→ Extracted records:
------------------------
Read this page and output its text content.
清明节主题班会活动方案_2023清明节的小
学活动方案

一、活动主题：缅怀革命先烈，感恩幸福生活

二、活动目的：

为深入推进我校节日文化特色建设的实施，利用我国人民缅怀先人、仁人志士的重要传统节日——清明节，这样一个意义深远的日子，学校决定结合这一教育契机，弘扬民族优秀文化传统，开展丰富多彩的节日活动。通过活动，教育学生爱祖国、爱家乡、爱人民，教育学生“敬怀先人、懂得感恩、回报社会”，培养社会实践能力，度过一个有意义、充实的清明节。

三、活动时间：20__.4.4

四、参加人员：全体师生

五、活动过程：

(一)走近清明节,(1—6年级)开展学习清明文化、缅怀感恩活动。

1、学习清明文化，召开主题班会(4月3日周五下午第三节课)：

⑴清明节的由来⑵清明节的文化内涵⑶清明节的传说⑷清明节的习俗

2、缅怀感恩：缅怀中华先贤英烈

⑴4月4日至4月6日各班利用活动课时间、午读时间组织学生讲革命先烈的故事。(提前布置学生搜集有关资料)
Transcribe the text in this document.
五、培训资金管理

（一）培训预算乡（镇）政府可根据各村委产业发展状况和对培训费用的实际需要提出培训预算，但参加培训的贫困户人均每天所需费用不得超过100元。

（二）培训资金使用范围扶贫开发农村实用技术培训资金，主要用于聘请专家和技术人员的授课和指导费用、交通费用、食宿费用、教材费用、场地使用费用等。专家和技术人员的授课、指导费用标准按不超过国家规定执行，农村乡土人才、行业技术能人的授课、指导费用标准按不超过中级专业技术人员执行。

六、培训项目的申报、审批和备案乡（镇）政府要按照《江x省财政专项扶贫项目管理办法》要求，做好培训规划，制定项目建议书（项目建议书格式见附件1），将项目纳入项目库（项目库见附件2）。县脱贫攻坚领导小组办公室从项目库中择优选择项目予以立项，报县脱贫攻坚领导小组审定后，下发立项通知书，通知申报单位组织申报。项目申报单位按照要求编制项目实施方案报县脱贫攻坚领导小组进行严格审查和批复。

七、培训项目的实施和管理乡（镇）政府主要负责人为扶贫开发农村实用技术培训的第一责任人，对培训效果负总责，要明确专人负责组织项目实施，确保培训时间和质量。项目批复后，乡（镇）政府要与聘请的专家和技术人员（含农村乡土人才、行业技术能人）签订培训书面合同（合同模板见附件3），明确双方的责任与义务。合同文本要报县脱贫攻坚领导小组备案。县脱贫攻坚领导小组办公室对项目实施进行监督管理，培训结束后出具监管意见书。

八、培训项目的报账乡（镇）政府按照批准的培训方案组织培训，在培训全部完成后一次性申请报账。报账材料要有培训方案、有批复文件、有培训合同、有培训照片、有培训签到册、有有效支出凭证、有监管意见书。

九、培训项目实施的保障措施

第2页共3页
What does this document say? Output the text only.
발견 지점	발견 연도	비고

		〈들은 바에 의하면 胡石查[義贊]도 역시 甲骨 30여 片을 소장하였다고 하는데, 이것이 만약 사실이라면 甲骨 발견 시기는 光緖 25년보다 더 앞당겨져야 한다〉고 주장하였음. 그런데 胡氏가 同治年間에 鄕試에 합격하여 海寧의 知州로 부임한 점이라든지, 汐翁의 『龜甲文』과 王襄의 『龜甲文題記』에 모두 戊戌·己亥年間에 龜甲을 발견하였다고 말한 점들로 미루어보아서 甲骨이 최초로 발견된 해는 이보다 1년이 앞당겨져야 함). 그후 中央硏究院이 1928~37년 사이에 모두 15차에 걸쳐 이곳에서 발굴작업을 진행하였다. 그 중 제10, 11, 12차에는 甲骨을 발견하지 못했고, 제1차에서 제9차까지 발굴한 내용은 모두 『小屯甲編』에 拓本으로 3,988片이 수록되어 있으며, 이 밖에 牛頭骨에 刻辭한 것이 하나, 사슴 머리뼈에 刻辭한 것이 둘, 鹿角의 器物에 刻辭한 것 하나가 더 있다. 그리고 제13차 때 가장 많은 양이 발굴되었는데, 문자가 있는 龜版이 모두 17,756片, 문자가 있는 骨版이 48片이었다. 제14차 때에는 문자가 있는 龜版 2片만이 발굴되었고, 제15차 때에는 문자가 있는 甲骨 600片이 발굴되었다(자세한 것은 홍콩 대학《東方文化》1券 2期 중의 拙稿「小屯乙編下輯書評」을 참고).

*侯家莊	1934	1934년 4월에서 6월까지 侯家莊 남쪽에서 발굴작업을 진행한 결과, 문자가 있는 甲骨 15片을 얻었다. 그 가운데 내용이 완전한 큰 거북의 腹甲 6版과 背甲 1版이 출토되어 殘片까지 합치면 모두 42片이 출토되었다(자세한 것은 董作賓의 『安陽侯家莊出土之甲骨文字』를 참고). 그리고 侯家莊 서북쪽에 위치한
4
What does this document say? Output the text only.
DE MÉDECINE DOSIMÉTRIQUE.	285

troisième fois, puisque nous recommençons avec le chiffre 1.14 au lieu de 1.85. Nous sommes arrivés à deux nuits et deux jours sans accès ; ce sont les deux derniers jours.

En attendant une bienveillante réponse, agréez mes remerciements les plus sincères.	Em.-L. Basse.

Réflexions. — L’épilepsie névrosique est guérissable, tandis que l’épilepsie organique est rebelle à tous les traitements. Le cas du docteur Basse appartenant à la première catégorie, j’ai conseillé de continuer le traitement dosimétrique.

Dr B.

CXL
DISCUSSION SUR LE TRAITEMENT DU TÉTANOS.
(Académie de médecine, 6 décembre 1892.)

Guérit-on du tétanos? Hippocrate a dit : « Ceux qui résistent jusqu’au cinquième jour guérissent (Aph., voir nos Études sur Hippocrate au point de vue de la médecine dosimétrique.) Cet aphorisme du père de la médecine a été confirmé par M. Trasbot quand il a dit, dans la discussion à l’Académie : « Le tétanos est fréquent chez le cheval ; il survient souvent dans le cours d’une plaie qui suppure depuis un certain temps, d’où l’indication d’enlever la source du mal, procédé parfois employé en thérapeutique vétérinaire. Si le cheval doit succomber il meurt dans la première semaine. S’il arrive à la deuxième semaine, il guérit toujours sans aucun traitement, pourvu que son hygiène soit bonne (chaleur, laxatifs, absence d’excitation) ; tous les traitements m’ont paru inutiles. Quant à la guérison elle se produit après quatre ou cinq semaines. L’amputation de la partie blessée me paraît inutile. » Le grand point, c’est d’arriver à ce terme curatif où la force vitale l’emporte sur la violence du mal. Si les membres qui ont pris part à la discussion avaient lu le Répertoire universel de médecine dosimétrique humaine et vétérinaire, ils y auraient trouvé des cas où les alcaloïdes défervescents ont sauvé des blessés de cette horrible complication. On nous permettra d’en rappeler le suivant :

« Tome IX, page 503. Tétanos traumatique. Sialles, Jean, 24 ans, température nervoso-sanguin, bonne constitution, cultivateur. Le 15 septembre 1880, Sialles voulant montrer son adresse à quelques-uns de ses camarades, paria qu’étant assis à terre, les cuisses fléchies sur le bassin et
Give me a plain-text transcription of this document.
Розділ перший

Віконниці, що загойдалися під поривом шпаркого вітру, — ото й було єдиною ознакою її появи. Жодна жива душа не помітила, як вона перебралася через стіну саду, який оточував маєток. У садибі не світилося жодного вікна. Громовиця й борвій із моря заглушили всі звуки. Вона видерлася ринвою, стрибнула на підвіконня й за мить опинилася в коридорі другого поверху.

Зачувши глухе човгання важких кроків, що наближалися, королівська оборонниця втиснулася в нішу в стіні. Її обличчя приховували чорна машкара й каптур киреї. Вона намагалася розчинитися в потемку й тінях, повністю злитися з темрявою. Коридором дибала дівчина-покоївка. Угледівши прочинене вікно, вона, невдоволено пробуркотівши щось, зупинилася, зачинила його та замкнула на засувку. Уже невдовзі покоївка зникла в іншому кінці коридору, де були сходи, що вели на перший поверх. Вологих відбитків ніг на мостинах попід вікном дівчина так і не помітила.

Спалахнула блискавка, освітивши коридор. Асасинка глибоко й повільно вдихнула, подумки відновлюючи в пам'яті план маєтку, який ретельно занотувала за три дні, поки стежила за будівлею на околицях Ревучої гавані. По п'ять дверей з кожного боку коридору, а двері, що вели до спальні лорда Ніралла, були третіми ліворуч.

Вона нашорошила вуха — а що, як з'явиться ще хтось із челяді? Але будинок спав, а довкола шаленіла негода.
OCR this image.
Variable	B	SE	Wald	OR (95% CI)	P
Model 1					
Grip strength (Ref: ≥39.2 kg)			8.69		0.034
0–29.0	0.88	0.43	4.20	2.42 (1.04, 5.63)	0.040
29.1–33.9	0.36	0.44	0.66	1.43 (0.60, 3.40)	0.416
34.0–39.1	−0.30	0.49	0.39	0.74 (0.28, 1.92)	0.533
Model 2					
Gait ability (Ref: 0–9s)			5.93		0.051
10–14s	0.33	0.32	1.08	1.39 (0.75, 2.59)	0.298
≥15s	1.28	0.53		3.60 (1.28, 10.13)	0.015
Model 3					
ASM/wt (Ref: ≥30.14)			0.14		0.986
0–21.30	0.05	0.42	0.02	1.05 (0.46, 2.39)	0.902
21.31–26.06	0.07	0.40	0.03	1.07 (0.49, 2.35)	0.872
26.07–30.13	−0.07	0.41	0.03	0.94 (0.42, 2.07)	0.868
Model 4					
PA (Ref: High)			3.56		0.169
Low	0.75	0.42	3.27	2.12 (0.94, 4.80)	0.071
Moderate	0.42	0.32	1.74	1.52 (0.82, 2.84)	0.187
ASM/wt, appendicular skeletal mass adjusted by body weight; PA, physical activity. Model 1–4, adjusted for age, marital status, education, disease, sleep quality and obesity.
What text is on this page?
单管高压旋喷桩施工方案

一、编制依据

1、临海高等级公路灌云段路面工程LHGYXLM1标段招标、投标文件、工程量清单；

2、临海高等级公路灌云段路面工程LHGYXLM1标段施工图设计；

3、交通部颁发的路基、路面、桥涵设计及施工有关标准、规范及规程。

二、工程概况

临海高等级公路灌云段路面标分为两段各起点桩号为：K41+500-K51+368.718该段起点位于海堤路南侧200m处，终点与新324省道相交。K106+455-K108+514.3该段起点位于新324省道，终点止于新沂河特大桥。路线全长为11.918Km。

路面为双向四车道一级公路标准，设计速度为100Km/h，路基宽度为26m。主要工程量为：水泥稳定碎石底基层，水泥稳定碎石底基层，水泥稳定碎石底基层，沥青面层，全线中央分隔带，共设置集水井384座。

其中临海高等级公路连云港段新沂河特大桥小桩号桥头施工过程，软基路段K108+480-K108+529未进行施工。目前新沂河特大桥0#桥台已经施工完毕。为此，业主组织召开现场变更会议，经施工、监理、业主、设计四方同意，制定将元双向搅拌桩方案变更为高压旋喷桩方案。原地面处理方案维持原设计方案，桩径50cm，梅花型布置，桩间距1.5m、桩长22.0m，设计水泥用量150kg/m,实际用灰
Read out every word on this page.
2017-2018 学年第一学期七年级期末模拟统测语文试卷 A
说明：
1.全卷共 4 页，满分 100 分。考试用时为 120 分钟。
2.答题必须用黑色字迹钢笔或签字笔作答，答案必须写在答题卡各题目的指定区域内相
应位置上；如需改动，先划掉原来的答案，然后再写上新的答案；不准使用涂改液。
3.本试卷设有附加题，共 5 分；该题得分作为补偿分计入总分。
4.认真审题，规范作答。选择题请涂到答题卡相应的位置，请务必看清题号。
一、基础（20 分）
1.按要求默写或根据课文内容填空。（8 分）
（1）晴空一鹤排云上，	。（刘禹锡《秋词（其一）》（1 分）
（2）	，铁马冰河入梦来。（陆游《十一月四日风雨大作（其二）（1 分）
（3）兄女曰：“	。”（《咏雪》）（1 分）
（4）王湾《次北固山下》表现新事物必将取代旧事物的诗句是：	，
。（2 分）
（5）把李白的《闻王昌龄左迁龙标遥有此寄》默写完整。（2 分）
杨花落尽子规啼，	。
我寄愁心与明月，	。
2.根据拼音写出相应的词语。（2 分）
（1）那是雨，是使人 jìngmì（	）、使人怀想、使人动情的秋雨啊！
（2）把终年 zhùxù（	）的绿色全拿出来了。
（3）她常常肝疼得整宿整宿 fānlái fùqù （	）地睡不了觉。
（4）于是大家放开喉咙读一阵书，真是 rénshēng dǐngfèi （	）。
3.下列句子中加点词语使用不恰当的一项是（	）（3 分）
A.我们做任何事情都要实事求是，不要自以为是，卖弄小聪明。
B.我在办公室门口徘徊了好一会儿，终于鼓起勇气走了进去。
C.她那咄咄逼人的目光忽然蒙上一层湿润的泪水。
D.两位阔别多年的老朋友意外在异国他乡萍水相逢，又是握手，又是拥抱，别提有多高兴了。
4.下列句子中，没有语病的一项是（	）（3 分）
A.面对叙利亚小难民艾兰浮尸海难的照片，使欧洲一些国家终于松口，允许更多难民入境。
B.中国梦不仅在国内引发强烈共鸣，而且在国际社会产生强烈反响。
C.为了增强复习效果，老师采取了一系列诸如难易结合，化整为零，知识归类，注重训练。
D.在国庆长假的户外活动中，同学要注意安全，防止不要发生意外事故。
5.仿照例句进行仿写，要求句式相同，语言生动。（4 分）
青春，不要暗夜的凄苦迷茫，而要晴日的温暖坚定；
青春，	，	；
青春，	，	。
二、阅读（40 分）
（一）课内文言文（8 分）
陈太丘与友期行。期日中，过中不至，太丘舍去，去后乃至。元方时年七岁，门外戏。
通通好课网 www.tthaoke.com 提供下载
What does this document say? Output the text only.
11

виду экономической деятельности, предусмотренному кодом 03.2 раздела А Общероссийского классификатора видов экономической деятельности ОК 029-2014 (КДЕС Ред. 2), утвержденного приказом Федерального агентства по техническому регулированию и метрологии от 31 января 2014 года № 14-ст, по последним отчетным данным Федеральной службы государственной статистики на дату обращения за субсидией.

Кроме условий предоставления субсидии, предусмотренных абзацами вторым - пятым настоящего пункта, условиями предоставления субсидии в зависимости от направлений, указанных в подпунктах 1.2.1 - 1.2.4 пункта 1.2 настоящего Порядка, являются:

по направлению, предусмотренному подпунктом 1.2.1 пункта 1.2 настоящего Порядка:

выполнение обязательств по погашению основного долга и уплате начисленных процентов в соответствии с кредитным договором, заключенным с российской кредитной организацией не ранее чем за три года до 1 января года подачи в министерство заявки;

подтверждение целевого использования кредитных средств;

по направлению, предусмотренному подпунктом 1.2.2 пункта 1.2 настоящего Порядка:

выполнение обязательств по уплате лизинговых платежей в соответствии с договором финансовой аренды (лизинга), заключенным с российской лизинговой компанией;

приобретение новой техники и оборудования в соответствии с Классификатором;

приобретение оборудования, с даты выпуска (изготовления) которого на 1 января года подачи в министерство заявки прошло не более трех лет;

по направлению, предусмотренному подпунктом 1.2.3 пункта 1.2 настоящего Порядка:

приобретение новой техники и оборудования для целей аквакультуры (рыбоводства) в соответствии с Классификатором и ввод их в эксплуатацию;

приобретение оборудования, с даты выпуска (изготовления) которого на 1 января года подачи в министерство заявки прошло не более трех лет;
------------------------
→ WORK TO COMPLETE:
Find the string "Read" in the records, then copy each line where it occurs.

→ THE ANSWER:
Read this page and output its text content.
Read out every word on this page.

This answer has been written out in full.